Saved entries
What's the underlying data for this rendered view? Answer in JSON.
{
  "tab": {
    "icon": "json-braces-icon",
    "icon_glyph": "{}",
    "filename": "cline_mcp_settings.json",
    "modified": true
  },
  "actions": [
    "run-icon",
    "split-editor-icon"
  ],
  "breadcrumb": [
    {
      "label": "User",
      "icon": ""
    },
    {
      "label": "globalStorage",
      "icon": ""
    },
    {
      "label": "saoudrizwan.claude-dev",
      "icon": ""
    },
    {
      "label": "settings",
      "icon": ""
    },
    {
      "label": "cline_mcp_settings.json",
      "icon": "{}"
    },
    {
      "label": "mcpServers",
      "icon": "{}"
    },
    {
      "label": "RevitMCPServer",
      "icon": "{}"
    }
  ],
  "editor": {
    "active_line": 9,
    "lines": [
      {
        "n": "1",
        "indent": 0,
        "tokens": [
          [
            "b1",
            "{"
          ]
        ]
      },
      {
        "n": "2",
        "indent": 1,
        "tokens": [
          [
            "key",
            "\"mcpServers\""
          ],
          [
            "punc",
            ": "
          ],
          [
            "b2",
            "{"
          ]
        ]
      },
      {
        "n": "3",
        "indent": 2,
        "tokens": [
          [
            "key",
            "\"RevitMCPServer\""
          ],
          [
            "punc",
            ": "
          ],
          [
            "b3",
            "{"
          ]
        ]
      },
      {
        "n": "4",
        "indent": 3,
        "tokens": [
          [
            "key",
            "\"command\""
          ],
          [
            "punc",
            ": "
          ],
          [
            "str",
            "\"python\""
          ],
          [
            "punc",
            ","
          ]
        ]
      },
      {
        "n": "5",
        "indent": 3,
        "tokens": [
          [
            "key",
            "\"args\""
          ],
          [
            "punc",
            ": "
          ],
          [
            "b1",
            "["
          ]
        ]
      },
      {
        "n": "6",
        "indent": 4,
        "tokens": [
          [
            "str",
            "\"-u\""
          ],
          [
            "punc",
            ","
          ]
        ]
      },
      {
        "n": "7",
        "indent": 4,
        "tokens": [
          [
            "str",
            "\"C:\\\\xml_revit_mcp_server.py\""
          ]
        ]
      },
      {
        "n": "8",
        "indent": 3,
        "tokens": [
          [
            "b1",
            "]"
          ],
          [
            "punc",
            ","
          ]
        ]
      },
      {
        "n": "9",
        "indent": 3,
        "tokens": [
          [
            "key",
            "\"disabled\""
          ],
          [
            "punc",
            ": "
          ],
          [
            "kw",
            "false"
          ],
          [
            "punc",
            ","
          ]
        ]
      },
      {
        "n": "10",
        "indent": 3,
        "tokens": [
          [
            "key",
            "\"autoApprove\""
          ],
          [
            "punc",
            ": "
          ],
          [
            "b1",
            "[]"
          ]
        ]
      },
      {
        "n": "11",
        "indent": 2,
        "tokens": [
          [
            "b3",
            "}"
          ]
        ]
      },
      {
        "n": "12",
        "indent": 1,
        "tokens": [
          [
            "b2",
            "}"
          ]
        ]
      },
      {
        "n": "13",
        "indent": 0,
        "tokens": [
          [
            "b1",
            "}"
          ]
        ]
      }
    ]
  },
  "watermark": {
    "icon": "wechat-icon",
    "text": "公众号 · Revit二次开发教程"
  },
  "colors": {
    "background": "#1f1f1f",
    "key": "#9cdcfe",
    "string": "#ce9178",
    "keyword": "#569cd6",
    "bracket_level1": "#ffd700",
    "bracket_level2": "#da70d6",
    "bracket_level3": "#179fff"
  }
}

What this task involves
Track down the lines that include the word "RevitMCPServer" and copy them.

Worked answer
      "label": "RevitMCPServer",
            "\"RevitMCPServer\""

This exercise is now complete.